(SHORT EXERCISE) Below is a set of records; restate each one word for word.

(DATA LISTING)
+ + + + +
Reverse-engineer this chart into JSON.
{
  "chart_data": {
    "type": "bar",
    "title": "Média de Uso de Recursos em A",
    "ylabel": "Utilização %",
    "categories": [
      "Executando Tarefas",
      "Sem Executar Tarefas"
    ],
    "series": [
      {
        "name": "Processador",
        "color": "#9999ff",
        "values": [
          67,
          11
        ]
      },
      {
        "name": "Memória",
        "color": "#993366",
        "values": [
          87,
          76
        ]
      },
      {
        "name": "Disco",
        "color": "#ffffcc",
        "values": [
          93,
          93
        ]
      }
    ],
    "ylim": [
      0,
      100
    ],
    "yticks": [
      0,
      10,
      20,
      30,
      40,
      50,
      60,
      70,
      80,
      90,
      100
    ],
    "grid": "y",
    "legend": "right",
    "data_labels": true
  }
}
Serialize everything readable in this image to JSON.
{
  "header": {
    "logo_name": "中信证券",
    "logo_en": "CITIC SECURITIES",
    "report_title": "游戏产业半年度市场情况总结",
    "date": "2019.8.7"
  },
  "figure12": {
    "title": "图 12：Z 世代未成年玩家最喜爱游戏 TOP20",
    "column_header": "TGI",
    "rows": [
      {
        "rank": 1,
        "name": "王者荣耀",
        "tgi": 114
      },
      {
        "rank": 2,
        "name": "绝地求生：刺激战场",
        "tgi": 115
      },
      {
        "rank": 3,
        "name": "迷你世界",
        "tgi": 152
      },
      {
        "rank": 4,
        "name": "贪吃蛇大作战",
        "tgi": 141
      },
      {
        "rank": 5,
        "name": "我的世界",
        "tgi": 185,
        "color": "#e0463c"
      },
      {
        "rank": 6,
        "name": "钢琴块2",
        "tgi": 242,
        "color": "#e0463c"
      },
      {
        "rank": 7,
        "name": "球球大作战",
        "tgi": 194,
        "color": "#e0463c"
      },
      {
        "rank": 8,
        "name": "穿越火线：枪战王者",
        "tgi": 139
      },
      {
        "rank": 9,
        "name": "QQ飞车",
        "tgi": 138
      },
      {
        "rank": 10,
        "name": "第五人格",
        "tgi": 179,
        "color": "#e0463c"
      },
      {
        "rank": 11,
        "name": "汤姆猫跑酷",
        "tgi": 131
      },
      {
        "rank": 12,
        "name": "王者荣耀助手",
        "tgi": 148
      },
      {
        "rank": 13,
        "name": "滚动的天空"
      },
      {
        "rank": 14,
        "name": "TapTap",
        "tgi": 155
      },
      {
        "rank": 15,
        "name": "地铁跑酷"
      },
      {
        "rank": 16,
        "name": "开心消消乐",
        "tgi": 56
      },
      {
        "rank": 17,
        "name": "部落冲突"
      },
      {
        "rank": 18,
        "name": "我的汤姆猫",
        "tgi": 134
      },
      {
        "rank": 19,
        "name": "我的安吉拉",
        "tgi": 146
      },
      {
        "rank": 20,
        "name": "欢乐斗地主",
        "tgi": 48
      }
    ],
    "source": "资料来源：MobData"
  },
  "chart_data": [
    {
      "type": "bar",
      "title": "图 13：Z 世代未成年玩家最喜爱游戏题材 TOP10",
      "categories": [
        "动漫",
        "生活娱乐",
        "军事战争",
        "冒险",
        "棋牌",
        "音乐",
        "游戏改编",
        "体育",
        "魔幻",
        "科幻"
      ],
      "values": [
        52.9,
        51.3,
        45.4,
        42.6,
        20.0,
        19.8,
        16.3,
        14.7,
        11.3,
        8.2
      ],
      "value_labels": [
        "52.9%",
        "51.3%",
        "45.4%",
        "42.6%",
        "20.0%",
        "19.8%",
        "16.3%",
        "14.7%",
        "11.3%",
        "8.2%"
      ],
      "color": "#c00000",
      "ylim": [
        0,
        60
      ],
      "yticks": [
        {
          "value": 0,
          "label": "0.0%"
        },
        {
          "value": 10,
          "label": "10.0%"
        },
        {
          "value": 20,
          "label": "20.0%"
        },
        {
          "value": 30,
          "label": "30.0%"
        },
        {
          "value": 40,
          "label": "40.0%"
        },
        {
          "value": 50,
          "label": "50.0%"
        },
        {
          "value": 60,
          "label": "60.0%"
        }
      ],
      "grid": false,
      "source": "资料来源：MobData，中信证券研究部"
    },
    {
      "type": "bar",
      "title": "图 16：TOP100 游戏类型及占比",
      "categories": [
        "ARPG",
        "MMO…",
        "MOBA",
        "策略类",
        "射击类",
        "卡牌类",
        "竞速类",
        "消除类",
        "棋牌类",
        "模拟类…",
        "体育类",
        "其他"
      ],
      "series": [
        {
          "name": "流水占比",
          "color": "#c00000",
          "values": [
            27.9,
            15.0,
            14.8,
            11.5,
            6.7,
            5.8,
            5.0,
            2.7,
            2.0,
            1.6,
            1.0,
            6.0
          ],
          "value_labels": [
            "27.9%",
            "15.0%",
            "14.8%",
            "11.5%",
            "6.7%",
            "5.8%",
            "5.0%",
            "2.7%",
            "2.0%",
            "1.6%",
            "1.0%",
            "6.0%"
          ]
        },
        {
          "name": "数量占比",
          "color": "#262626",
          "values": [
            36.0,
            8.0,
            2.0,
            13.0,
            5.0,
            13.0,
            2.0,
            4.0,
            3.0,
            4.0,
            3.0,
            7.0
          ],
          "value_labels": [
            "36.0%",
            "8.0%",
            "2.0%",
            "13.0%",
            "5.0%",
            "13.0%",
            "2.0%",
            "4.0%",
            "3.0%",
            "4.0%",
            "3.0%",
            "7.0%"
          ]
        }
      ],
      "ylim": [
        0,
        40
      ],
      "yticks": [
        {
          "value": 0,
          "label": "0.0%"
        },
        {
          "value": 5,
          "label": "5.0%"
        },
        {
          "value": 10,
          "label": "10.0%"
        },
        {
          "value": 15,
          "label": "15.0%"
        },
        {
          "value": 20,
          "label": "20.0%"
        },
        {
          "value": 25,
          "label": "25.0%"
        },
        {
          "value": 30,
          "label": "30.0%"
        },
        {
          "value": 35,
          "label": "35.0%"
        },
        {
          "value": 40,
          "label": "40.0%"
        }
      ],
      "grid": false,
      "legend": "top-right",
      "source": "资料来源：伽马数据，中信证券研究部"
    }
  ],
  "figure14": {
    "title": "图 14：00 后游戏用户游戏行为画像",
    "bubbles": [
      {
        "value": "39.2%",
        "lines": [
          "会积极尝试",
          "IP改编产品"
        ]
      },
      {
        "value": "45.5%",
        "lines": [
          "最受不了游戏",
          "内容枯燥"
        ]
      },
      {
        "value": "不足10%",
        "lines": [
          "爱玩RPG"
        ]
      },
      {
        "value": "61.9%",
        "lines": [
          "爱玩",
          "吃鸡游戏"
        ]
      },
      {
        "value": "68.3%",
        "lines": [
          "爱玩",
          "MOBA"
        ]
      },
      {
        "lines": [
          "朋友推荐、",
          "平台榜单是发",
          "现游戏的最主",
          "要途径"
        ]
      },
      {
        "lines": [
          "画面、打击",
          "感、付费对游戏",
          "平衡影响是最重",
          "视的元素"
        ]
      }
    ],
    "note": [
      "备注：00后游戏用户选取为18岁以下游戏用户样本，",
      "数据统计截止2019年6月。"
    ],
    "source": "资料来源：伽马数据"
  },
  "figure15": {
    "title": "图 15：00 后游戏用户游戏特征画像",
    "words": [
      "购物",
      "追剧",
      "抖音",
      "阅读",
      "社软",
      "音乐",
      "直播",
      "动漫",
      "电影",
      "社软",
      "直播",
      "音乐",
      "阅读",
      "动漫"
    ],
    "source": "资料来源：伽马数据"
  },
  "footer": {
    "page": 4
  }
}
+ + + + +
(REPLY)
Reverse-engineer this chart into JSON.
{
  "chart_data": {
    "type": "bar",
    "title": "Média de Uso de Recursos em A",
    "ylabel": "Utilização %",
    "categories": [
      "Executando Tarefas",
      "Sem Executar Tarefas"
    ],
    "series": [
      {
        "name": "Processador",
        "color": "#9999ff",
        "values": [
          67,
          11
        ]
      },
      {
        "name": "Memória",
        "color": "#993366",
        "values": [
          87,
          76
        ]
      },
      {
        "name": "Disco",
        "color": "#ffffcc",
        "values": [
          93,
          93
        ]
      }
    ],
    "ylim": [
      0,
      100
    ],
    "yticks": [
      0,
      10,
      20,
      30,
      40,
      50,
      60,
      70,
      80,
      90,
      100
    ],
    "grid": "y",
    "legend": "right",
    "data_labels": true
  }
}
Serialize everything readable in this image to JSON.
{
  "header": {
    "logo_name": "中信证券",
    "logo_en": "CITIC SECURITIES",
    "report_title": "游戏产业半年度市场情况总结",
    "date": "2019.8.7"
  },
  "figure12": {
    "title": "图 12：Z 世代未成年玩家最喜爱游戏 TOP20",
    "column_header": "TGI",
    "rows": [
      {
        "rank": 1,
        "name": "王者荣耀",
        "tgi": 114
      },
      {
        "rank": 2,
        "name": "绝地求生：刺激战场",
        "tgi": 115
      },
      {
        "rank": 3,
        "name": "迷你世界",
        "tgi": 152
      },
      {
        "rank": 4,
        "name": "贪吃蛇大作战",
        "tgi": 141
      },
      {
        "rank": 5,
        "name": "我的世界",
        "tgi": 185,
        "color": "#e0463c"
      },
      {
        "rank": 6,
        "name": "钢琴块2",
        "tgi": 242,
        "color": "#e0463c"
      },
      {
        "rank": 7,
        "name": "球球大作战",
        "tgi": 194,
        "color": "#e0463c"
      },
      {
        "rank": 8,
        "name": "穿越火线：枪战王者",
        "tgi": 139
      },
      {
        "rank": 9,
        "name": "QQ飞车",
        "tgi": 138
      },
      {
        "rank": 10,
        "name": "第五人格",
        "tgi": 179,
        "color": "#e0463c"
      },
      {
        "rank": 11,
        "name": "汤姆猫跑酷",
        "tgi": 131
      },
      {
        "rank": 12,
        "name": "王者荣耀助手",
        "tgi": 148
      },
      {
        "rank": 13,
        "name": "滚动的天空"
      },
      {
        "rank": 14,
        "name": "TapTap",
        "tgi": 155
      },
      {
        "rank": 15,
        "name": "地铁跑酷"
      },
      {
        "rank": 16,
        "name": "开心消消乐",
        "tgi": 56
      },
      {
        "rank": 17,
        "name": "部落冲突"
      },
      {
        "rank": 18,
        "name": "我的汤姆猫",
        "tgi": 134
      },
      {
        "rank": 19,
        "name": "我的安吉拉",
        "tgi": 146
      },
      {
        "rank": 20,
        "name": "欢乐斗地主",
        "tgi": 48
      }
    ],
    "source": "资料来源：MobData"
  },
  "chart_data": [
    {
      "type": "bar",
      "title": "图 13：Z 世代未成年玩家最喜爱游戏题材 TOP10",
      "categories": [
        "动漫",
        "生活娱乐",
        "军事战争",
        "冒险",
        "棋牌",
        "音乐",
        "游戏改编",
        "体育",
        "魔幻",
        "科幻"
      ],
      "values": [
        52.9,
        51.3,
        45.4,
        42.6,
        20.0,
        19.8,
        16.3,
        14.7,
        11.3,
        8.2
      ],
      "value_labels": [
        "52.9%",
        "51.3%",
        "45.4%",
        "42.6%",
        "20.0%",
        "19.8%",
        "16.3%",
        "14.7%",
        "11.3%",
        "8.2%"
      ],
      "color": "#c00000",
      "ylim": [
        0,
        60
      ],
      "yticks": [
        {
          "value": 0,
          "label": "0.0%"
        },
        {
          "value": 10,
          "label": "10.0%"
        },
        {
          "value": 20,
          "label": "20.0%"
        },
        {
          "value": 30,
          "label": "30.0%"
        },
        {
          "value": 40,
          "label": "40.0%"
        },
        {
          "value": 50,
          "label": "50.0%"
        },
        {
          "value": 60,
          "label": "60.0%"
        }
      ],
      "grid": false,
      "source": "资料来源：MobData，中信证券研究部"
    },
    {
      "type": "bar",
      "title": "图 16：TOP100 游戏类型及占比",
      "categories": [
        "ARPG",
        "MMO…",
        "MOBA",
        "策略类",
        "射击类",
        "卡牌类",
        "竞速类",
        "消除类",
        "棋牌类",
        "模拟类…",
        "体育类",
        "其他"
      ],
      "series": [
        {
          "name": "流水占比",
          "color": "#c00000",
          "values": [
            27.9,
            15.0,
            14.8,
            11.5,
            6.7,
            5.8,
            5.0,
            2.7,
            2.0,
            1.6,
            1.0,
            6.0
          ],
          "value_labels": [
            "27.9%",
            "15.0%",
            "14.8%",
            "11.5%",
            "6.7%",
            "5.8%",
            "5.0%",
            "2.7%",
            "2.0%",
            "1.6%",
            "1.0%",
            "6.0%"
          ]
        },
        {
          "name": "数量占比",
          "color": "#262626",
          "values": [
            36.0,
            8.0,
            2.0,
            13.0,
            5.0,
            13.0,
            2.0,
            4.0,
            3.0,
            4.0,
            3.0,
            7.0
          ],
          "value_labels": [
            "36.0%",
            "8.0%",
            "2.0%",
            "13.0%",
            "5.0%",
            "13.0%",
            "2.0%",
            "4.0%",
            "3.0%",
            "4.0%",
            "3.0%",
            "7.0%"
          ]
        }
      ],
      "ylim": [
        0,
        40
      ],
      "yticks": [
        {
          "value": 0,
          "label": "0.0%"
        },
        {
          "value": 5,
          "label": "5.0%"
        },
        {
          "value": 10,
          "label": "10.0%"
        },
        {
          "value": 15,
          "label": "15.0%"
        },
        {
          "value": 20,
          "label": "20.0%"
        },
        {
          "value": 25,
          "label": "25.0%"
        },
        {
          "value": 30,
          "label": "30.0%"
        },
        {
          "value": 35,
          "label": "35.0%"
        },
        {
          "value": 40,
          "label": "40.0%"
        }
      ],
      "grid": false,
      "legend": "top-right",
      "source": "资料来源：伽马数据，中信证券研究部"
    }
  ],
  "figure14": {
    "title": "图 14：00 后游戏用户游戏行为画像",
    "bubbles": [
      {
        "value": "39.2%",
        "lines": [
          "会积极尝试",
          "IP改编产品"
        ]
      },
      {
        "value": "45.5%",
        "lines": [
          "最受不了游戏",
          "内容枯燥"
        ]
      },
      {
        "value": "不足10%",
        "lines": [
          "爱玩RPG"
        ]
      },
      {
        "value": "61.9%",
        "lines": [
          "爱玩",
          "吃鸡游戏"
        ]
      },
      {
        "value": "68.3%",
        "lines": [
          "爱玩",
          "MOBA"
        ]
      },
      {
        "lines": [
          "朋友推荐、",
          "平台榜单是发",
          "现游戏的最主",
          "要途径"
        ]
      },
      {
        "lines": [
          "画面、打击",
          "感、付费对游戏",
          "平衡影响是最重",
          "视的元素"
        ]
      }
    ],
    "note": [
      "备注：00后游戏用户选取为18岁以下游戏用户样本，",
      "数据统计截止2019年6月。"
    ],
    "source": "资料来源：伽马数据"
  },
  "figure15": {
    "title": "图 15：00 后游戏用户游戏特征画像",
    "words": [
      "购物",
      "追剧",
      "抖音",
      "阅读",
      "社软",
      "音乐",
      "直播",
      "动漫",
      "电影",
      "社软",
      "直播",
      "音乐",
      "阅读",
      "动漫"
    ],
    "source": "资料来源：伽马数据"
  },
  "footer": {
    "page": 4
  }
}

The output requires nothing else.